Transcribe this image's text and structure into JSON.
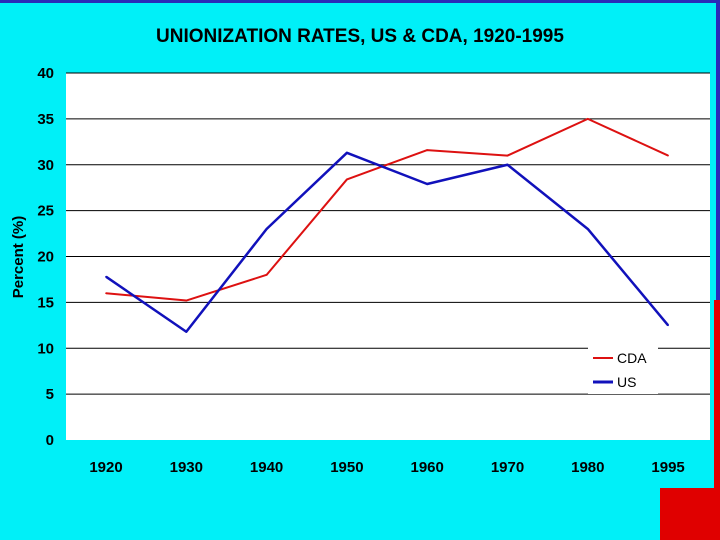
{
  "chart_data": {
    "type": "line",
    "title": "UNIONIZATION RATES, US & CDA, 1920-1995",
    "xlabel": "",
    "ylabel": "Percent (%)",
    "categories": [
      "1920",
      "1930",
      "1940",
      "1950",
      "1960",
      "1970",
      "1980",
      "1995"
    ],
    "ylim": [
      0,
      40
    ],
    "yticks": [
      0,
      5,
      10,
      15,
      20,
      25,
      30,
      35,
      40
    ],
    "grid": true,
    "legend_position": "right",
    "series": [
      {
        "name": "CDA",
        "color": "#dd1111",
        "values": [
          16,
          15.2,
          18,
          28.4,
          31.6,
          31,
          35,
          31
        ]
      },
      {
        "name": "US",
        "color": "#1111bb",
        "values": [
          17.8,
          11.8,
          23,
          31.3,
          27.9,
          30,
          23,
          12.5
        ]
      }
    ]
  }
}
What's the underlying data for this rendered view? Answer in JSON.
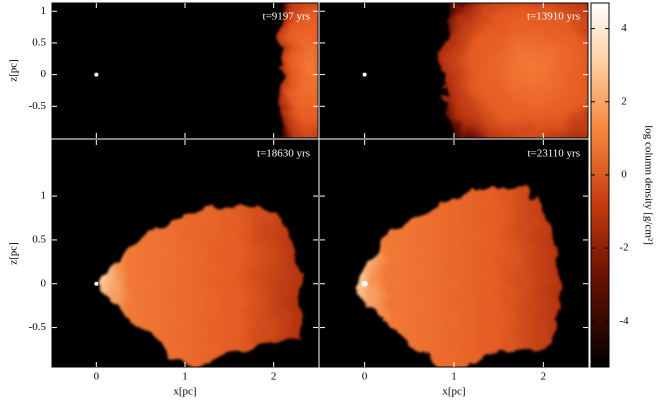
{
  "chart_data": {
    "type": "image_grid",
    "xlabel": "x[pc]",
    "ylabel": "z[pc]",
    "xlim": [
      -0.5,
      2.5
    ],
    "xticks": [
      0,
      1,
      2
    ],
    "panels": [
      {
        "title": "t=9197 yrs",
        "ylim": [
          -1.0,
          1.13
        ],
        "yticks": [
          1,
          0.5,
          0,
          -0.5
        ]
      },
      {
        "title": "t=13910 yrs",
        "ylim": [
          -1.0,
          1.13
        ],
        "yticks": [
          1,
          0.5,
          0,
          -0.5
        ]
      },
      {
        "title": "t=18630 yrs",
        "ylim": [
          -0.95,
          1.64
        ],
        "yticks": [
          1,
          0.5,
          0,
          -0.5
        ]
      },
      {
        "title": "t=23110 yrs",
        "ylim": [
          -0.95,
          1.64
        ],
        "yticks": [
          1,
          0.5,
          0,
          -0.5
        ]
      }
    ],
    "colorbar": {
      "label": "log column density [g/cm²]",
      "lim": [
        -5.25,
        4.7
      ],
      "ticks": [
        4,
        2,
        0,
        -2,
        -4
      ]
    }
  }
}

* _Problem_
Reproduce all of the data exactly, omitting each picture it holds.

* _Answer to this problem_
Transcribe this image's text and structure into JSON.
{
  "chart_data": {
    "type": "line",
    "title": "UNIONIZATION RATES, US & CDA, 1920-1995",
    "xlabel": "",
    "ylabel": "Percent (%)",
    "categories": [
      "1920",
      "1930",
      "1940",
      "1950",
      "1960",
      "1970",
      "1980",
      "1995"
    ],
    "ylim": [
      0,
      40
    ],
    "yticks": [
      0,
      5,
      10,
      15,
      20,
      25,
      30,
      35,
      40
    ],
    "grid": true,
    "legend_position": "right",
    "series": [
      {
        "name": "CDA",
        "color": "#dd1111",
        "values": [
          16,
          15.2,
          18,
          28.4,
          31.6,
          31,
          35,
          31
        ]
      },
      {
        "name": "US",
        "color": "#1111bb",
        "values": [
          17.8,
          11.8,
          23,
          31.3,
          27.9,
          30,
          23,
          12.5
        ]
      }
    ]
  }
}
What's the underlying data for this rendered view? Answer in JSON.
{
  "chart_data": {
    "type": "image_grid",
    "xlabel": "x[pc]",
    "ylabel": "z[pc]",
    "xlim": [
      -0.5,
      2.5
    ],
    "xticks": [
      0,
      1,
      2
    ],
    "panels": [
      {
        "title": "t=9197 yrs",
        "ylim": [
          -1.0,
          1.13
        ],
        "yticks": [
          1,
          0.5,
          0,
          -0.5
        ]
      },
      {
        "title": "t=13910 yrs",
        "ylim": [
          -1.0,
          1.13
        ],
        "yticks": [
          1,
          0.5,
          0,
          -0.5
        ]
      },
      {
        "title": "t=18630 yrs",
        "ylim": [
          -0.95,
          1.64
        ],
        "yticks": [
          1,
          0.5,
          0,
          -0.5
        ]
      },
      {
        "title": "t=23110 yrs",
        "ylim": [
          -0.95,
          1.64
        ],
        "yticks": [
          1,
          0.5,
          0,
          -0.5
        ]
      }
    ],
    "colorbar": {
      "label": "log column density [g/cm²]",
      "lim": [
        -5.25,
        4.7
      ],
      "ticks": [
        4,
        2,
        0,
        -2,
        -4
      ]
    }
  }
}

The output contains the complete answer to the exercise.